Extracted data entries
§ §

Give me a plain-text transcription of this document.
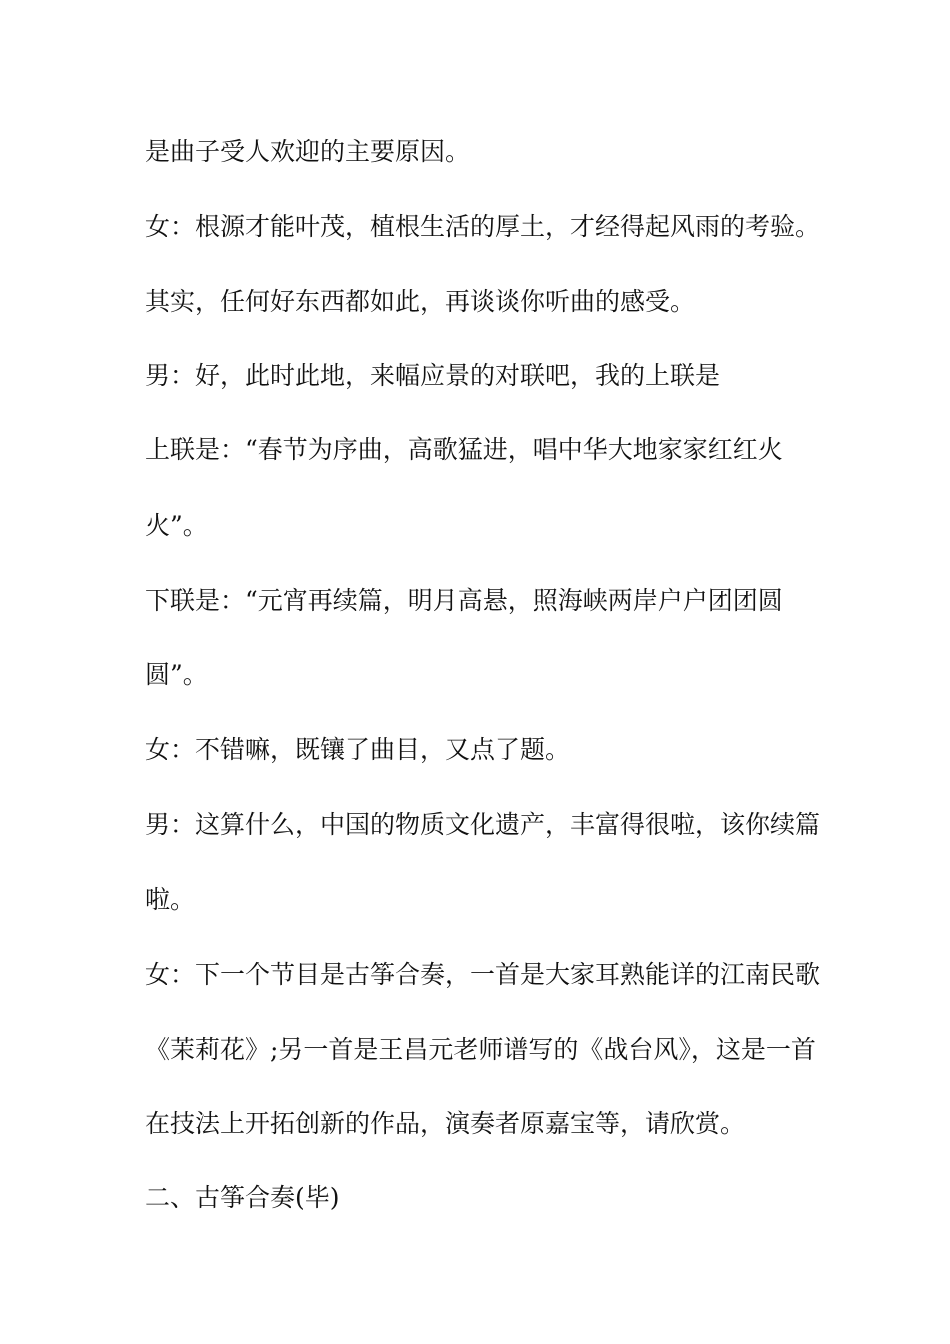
是曲子受人欢迎的主要原因。
女：根源才能叶茂，植根生活的厚土，才经得起风雨的考验。
其实，任何好东西都如此，再谈谈你听曲的感受。
男：好，此时此地，来幅应景的对联吧，我的上联是
上联是：“春节为序曲，高歌猛进，唱中华大地家家红红火
火”。
下联是：“元宵再续篇，明月高悬，照海峡两岸户户团团圆
圆”。
女：不错嘛，既镶了曲目，又点了题。
男：这算什么，中国的物质文化遗产，丰富得很啦，该你续篇
啦。
女：下一个节目是古筝合奏，一首是大家耳熟能详的江南民歌
《茉莉花》;另一首是王昌元老师谱写的《战台风》，这是一首
在技法上开拓创新的作品，演奏者原嘉宝等，请欣赏。
二、古筝合奏(毕)
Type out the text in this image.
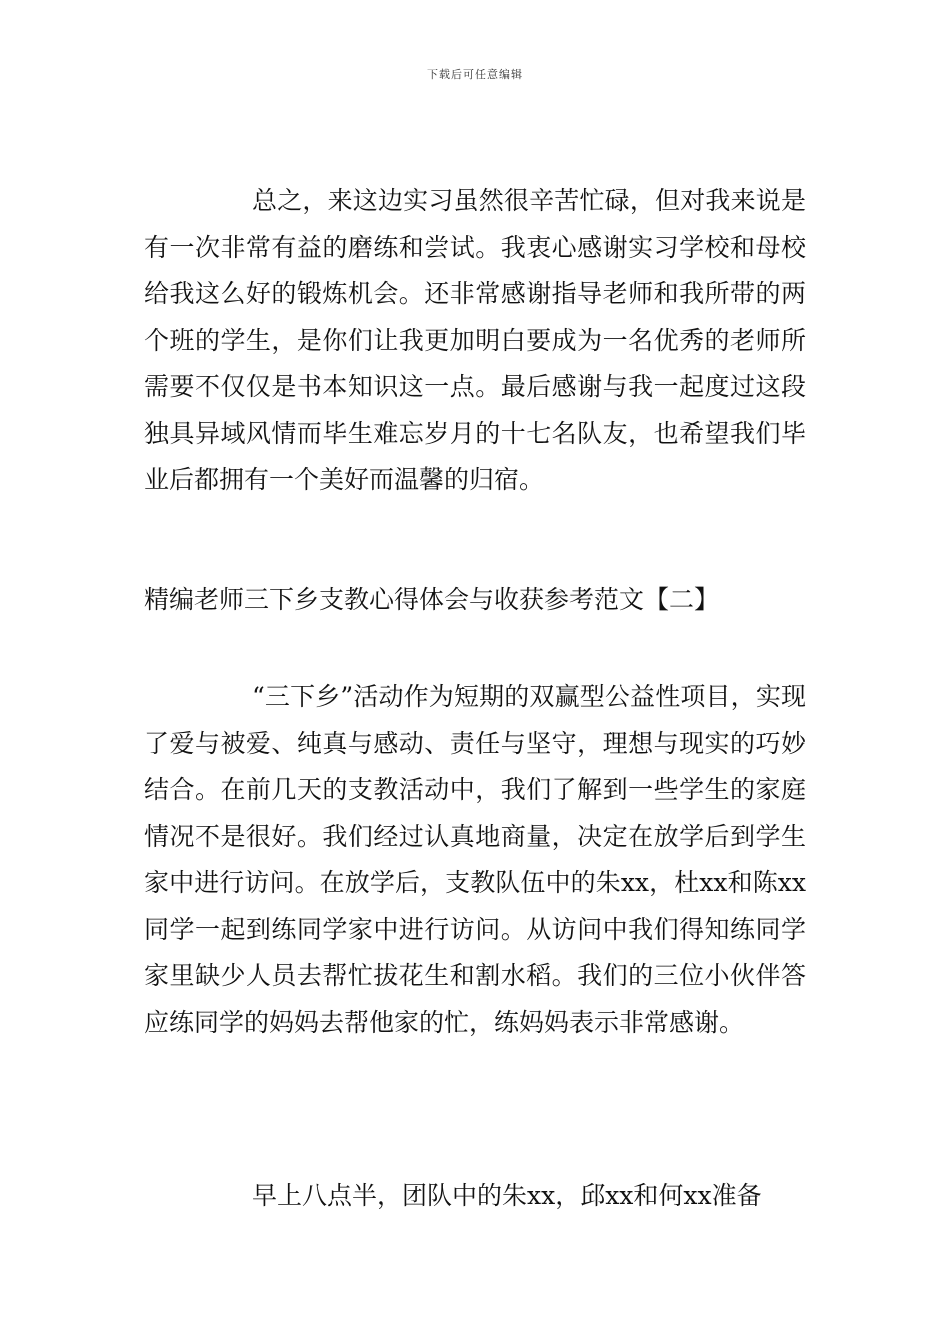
下载后可任意编辑

总之，来这边实习虽然很辛苦忙碌，但对我来说是有一次非常有益的磨练和尝试。我衷心感谢实习学校和母校给我这么好的锻炼机会。还非常感谢指导老师和我所带的两个班的学生，是你们让我更加明白要成为一名优秀的老师所需要不仅仅是书本知识这一点。最后感谢与我一起度过这段独具异域风情而毕生难忘岁月的十七名队友，也希望我们毕业后都拥有一个美好而温馨的归宿。

精编老师三下乡支教心得体会与收获参考范文【二】

“三下乡”活动作为短期的双赢型公益性项目，实现了爱与被爱、纯真与感动、责任与坚守，理想与现实的巧妙结合。在前几天的支教活动中，我们了解到一些学生的家庭情况不是很好。我们经过认真地商量，决定在放学后到学生家中进行访问。在放学后，支教队伍中的朱xx，杜xx和陈xx同学一起到练同学家中进行访问。从访问中我们得知练同学家里缺少人员去帮忙拔花生和割水稻。我们的三位小伙伴答应练同学的妈妈去帮他家的忙，练妈妈表示非常感谢。

早上八点半，团队中的朱xx，邱xx和何xx准备
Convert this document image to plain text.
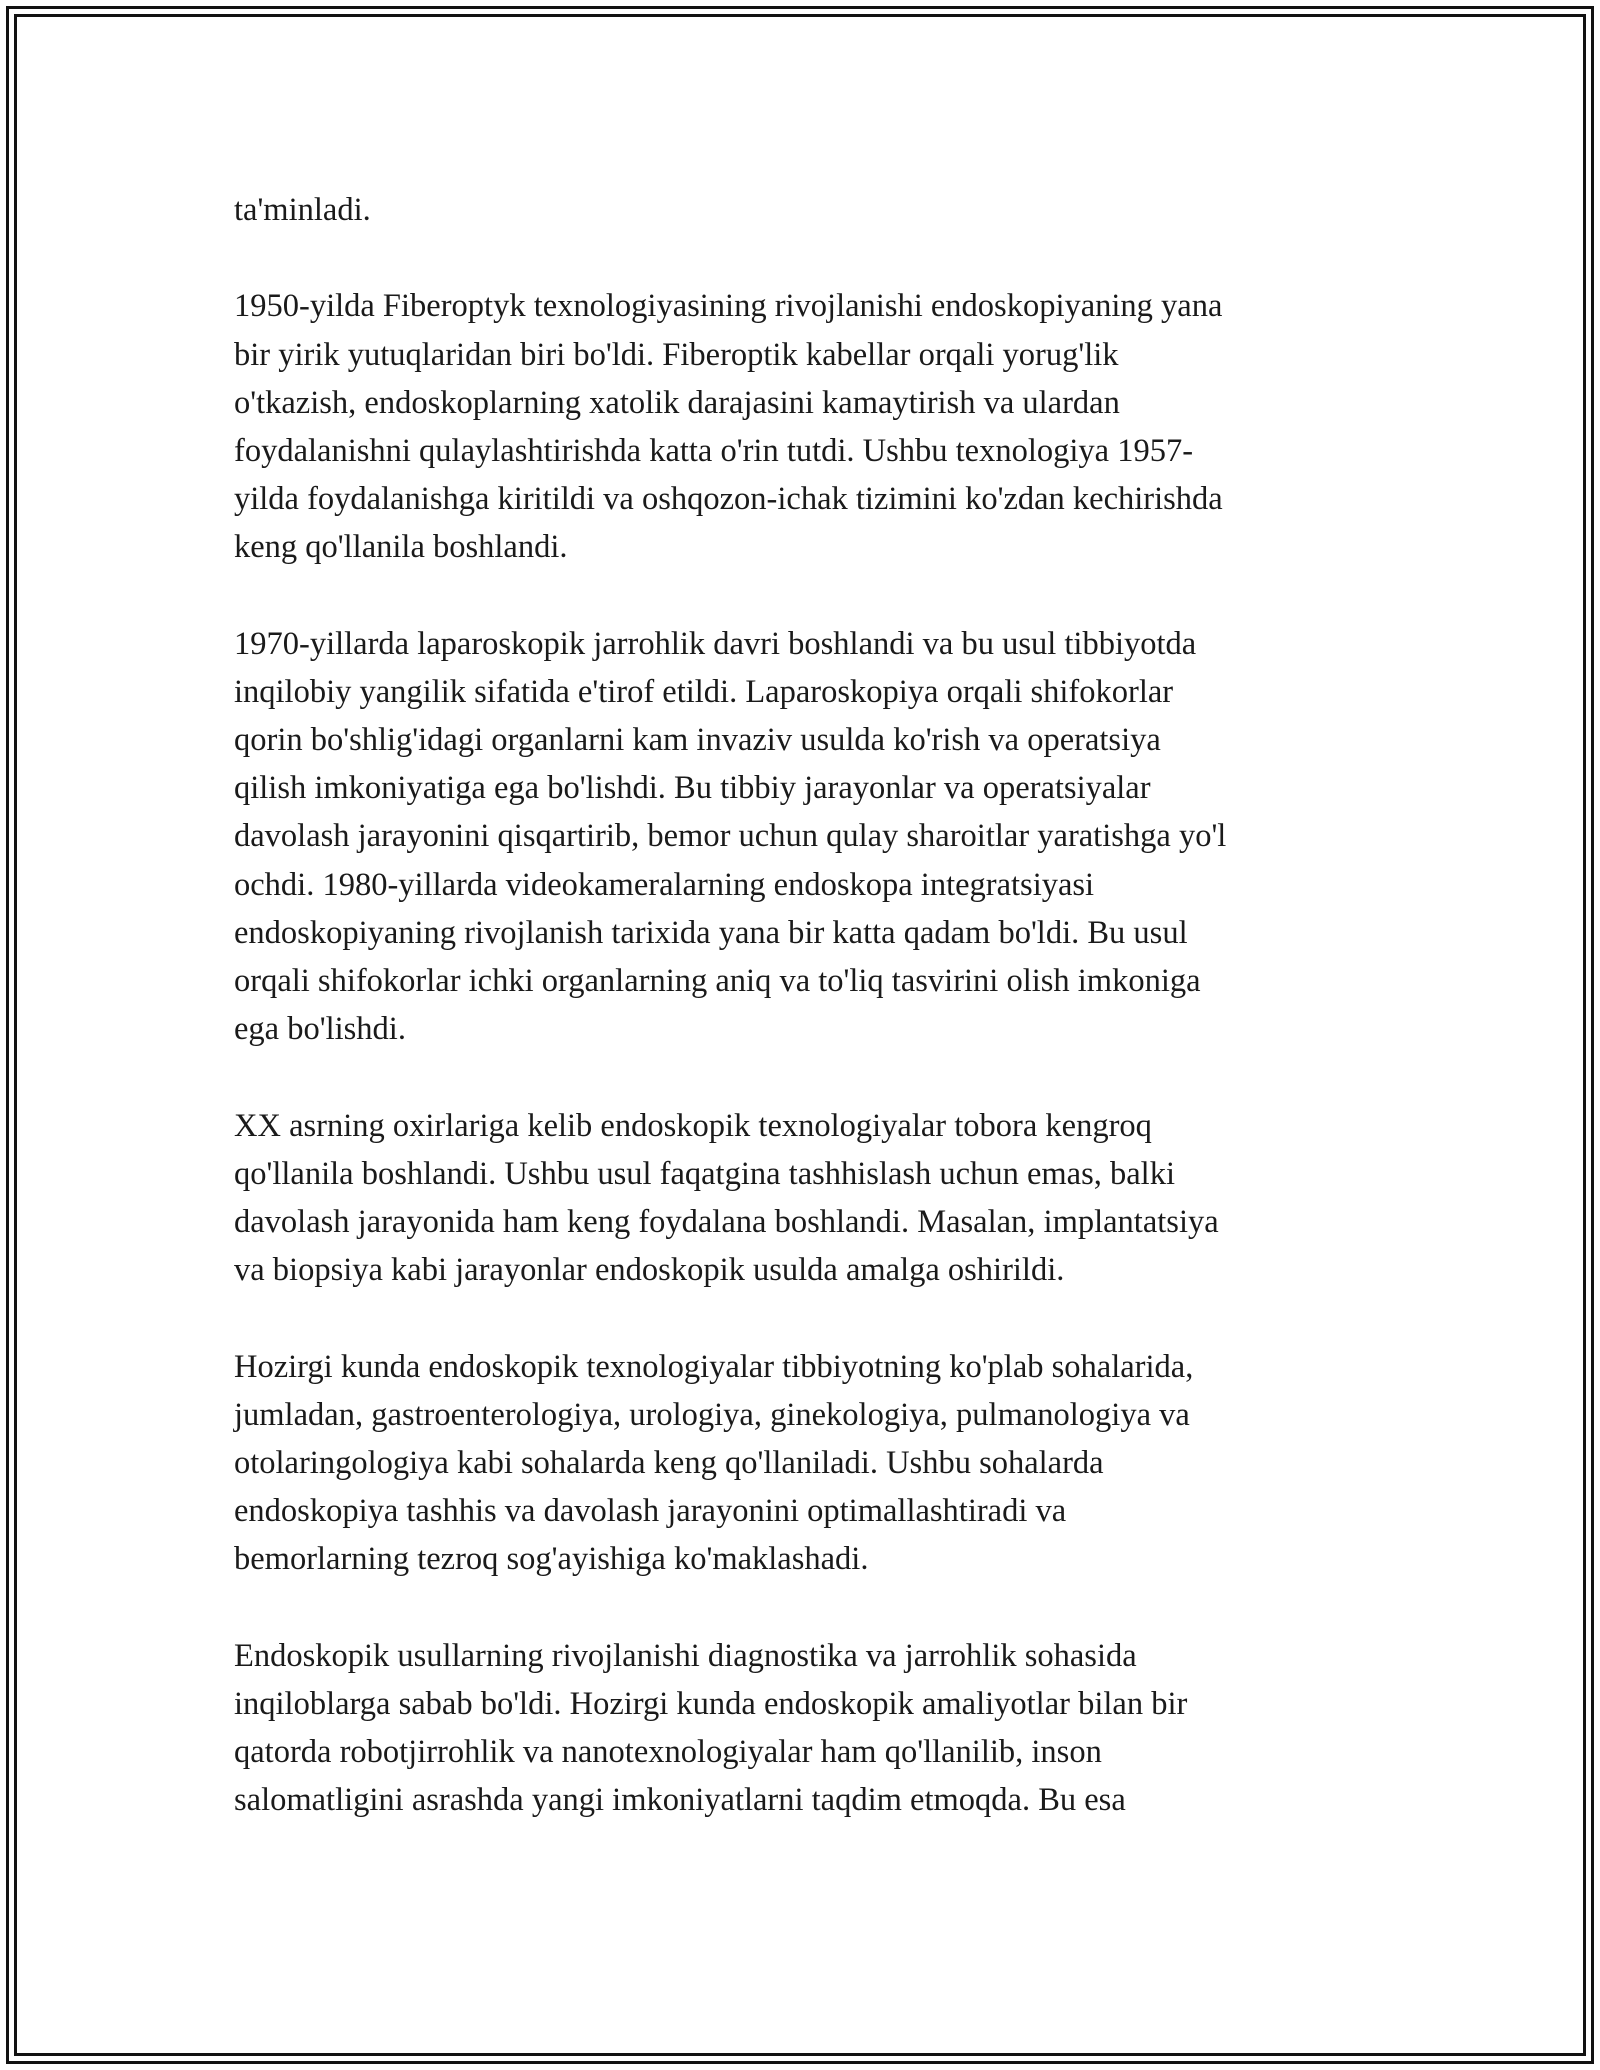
ta'minladi.

1950-yilda Fiberoptyk texnologiyasining rivojlanishi endoskopiyaning yana
bir yirik yutuqlaridan biri bo'ldi. Fiberoptik kabellar orqali yorug'lik
o'tkazish, endoskoplarning xatolik darajasini kamaytirish va ulardan
foydalanishni qulaylashtirishda katta o'rin tutdi. Ushbu texnologiya 1957-
yilda foydalanishga kiritildi va oshqozon-ichak tizimini ko'zdan kechirishda
keng qo'llanila boshlandi.

1970-yillarda laparoskopik jarrohlik davri boshlandi va bu usul tibbiyotda
inqilobiy yangilik sifatida e'tirof etildi. Laparoskopiya orqali shifokorlar
qorin bo'shlig'idagi organlarni kam invaziv usulda ko'rish va operatsiya
qilish imkoniyatiga ega bo'lishdi. Bu tibbiy jarayonlar va operatsiyalar
davolash jarayonini qisqartirib, bemor uchun qulay sharoitlar yaratishga yo'l
ochdi. 1980-yillarda videokameralarning endoskopa integratsiyasi
endoskopiyaning rivojlanish tarixida yana bir katta qadam bo'ldi. Bu usul
orqali shifokorlar ichki organlarning aniq va to'liq tasvirini olish imkoniga
ega bo'lishdi.

XX asrning oxirlariga kelib endoskopik texnologiyalar tobora kengroq
qo'llanila boshlandi. Ushbu usul faqatgina tashhislash uchun emas, balki
davolash jarayonida ham keng foydalana boshlandi. Masalan, implantatsiya
va biopsiya kabi jarayonlar endoskopik usulda amalga oshirildi.

Hozirgi kunda endoskopik texnologiyalar tibbiyotning ko'plab sohalarida,
jumladan, gastroenterologiya, urologiya, ginekologiya, pulmanologiya va
otolaringologiya kabi sohalarda keng qo'llaniladi. Ushbu sohalarda
endoskopiya tashhis va davolash jarayonini optimallashtiradi va
bemorlarning tezroq sog'ayishiga ko'maklashadi.

Endoskopik usullarning rivojlanishi diagnostika va jarrohlik sohasida
inqiloblarga sabab bo'ldi. Hozirgi kunda endoskopik amaliyotlar bilan bir
qatorda robotjirrohlik va nanotexnologiyalar ham qo'llanilib, inson
salomatligini asrashda yangi imkoniyatlarni taqdim etmoqda. Bu esa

§ §

» **TASK TO CARRY OUT**:
Copy all lines from the material that hold "usulda".

» **FINAL ANSWER**:
qorin bo'shlig'idagi organlarni kam invaziv usulda ko'rish va operatsiya
va biopsiya kabi jarayonlar endoskopik usulda amalga oshirildi.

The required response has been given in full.